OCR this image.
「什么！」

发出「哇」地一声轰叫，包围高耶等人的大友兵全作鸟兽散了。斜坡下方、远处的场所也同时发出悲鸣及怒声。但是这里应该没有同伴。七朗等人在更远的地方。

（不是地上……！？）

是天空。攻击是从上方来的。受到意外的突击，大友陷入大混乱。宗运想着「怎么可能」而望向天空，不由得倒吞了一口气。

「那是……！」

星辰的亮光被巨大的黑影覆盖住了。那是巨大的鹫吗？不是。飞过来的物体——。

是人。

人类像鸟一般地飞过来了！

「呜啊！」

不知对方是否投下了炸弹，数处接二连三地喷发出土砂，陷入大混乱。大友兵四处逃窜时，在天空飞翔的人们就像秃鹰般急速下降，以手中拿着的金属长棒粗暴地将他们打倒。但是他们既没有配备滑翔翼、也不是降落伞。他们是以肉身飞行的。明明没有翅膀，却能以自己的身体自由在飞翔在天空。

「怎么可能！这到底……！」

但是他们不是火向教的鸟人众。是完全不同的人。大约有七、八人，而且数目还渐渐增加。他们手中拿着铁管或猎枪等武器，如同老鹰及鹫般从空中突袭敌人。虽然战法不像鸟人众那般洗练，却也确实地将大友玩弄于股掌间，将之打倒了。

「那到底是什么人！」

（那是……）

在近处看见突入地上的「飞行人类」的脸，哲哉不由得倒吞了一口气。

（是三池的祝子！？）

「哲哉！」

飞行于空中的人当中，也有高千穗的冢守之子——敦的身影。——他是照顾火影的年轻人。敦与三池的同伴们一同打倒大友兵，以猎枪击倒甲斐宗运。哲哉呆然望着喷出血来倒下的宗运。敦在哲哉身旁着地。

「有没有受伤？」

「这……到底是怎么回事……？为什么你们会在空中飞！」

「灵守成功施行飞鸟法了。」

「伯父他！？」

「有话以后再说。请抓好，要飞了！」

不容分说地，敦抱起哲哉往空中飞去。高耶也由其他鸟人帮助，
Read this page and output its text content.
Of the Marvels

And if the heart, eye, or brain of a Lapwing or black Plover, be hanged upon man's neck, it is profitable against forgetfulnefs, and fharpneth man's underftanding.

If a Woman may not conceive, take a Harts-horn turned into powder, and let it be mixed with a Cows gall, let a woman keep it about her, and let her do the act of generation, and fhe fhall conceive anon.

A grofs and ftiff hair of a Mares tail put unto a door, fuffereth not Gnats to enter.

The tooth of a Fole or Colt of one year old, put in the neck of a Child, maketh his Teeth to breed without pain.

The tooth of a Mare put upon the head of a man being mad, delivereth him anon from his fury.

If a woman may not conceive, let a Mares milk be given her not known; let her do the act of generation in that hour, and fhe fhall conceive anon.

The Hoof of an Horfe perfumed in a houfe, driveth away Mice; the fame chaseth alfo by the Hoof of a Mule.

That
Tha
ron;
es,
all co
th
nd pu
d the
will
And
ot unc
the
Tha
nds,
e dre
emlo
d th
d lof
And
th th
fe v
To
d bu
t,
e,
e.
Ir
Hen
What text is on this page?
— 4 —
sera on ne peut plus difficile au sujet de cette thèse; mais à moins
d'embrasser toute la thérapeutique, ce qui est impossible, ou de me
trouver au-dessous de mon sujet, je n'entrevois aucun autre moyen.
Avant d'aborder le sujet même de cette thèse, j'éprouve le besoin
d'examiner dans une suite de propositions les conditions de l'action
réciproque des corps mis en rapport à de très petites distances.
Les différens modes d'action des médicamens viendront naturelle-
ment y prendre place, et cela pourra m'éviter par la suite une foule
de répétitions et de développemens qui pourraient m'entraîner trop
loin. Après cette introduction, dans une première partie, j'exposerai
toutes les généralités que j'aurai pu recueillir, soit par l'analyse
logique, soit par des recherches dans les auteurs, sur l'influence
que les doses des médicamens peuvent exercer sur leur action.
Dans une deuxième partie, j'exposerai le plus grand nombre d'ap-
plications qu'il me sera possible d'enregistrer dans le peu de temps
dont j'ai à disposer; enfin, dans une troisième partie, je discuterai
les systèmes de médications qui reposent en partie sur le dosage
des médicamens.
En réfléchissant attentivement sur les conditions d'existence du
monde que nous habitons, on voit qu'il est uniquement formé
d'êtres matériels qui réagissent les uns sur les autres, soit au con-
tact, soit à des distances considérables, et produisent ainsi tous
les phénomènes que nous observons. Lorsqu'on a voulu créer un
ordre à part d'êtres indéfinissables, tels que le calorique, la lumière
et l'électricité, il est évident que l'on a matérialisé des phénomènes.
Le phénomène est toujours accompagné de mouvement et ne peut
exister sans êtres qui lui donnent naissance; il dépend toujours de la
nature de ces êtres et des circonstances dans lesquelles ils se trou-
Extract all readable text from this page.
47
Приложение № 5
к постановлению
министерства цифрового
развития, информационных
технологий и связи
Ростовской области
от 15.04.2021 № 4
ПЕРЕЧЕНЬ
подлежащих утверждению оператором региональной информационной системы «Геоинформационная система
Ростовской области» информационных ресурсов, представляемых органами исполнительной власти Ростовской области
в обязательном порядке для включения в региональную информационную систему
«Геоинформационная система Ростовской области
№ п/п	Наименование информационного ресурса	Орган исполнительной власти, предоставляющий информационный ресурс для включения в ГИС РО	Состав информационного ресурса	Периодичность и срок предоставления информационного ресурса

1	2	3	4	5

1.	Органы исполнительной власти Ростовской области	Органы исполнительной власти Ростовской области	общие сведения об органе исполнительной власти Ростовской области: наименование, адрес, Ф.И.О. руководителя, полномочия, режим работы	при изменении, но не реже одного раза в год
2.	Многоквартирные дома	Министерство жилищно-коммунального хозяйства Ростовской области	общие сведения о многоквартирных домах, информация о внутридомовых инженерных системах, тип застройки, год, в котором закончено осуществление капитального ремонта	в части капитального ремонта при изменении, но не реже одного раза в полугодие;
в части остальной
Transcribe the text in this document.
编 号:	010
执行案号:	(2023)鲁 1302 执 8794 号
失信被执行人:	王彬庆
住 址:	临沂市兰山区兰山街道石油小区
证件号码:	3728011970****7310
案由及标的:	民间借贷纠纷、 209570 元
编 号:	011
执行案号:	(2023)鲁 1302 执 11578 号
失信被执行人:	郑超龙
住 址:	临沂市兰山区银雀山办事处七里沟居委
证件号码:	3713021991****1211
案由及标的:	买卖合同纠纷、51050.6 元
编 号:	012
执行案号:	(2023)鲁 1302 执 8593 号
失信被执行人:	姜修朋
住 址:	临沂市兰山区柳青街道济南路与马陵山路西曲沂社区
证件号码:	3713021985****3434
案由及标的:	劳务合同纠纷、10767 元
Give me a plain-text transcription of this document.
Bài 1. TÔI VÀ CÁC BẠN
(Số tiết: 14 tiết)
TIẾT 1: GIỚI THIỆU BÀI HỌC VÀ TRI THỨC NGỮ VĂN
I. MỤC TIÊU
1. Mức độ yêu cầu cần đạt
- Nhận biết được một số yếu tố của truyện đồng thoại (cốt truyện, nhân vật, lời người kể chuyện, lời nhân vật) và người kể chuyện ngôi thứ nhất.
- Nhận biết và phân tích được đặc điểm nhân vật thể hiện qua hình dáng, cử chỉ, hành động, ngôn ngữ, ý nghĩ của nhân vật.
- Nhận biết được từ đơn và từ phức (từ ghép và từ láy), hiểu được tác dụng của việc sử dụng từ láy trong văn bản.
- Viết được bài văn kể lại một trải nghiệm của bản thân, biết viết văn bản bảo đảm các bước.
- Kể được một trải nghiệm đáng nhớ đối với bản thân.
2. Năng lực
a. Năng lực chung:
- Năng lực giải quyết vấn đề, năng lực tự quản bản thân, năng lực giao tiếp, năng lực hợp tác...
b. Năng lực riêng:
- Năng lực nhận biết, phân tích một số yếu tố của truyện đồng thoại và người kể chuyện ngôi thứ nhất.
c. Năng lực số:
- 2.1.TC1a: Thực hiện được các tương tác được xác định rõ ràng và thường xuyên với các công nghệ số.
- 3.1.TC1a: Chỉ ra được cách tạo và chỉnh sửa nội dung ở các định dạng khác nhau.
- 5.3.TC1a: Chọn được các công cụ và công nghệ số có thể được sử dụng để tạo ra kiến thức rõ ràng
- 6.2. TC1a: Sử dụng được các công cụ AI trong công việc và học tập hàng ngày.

> **REQUIREMENTS**
State how many lines in the records above contain the word "trải", and give only that number.

> **RESULT FOR THIS TASK**
2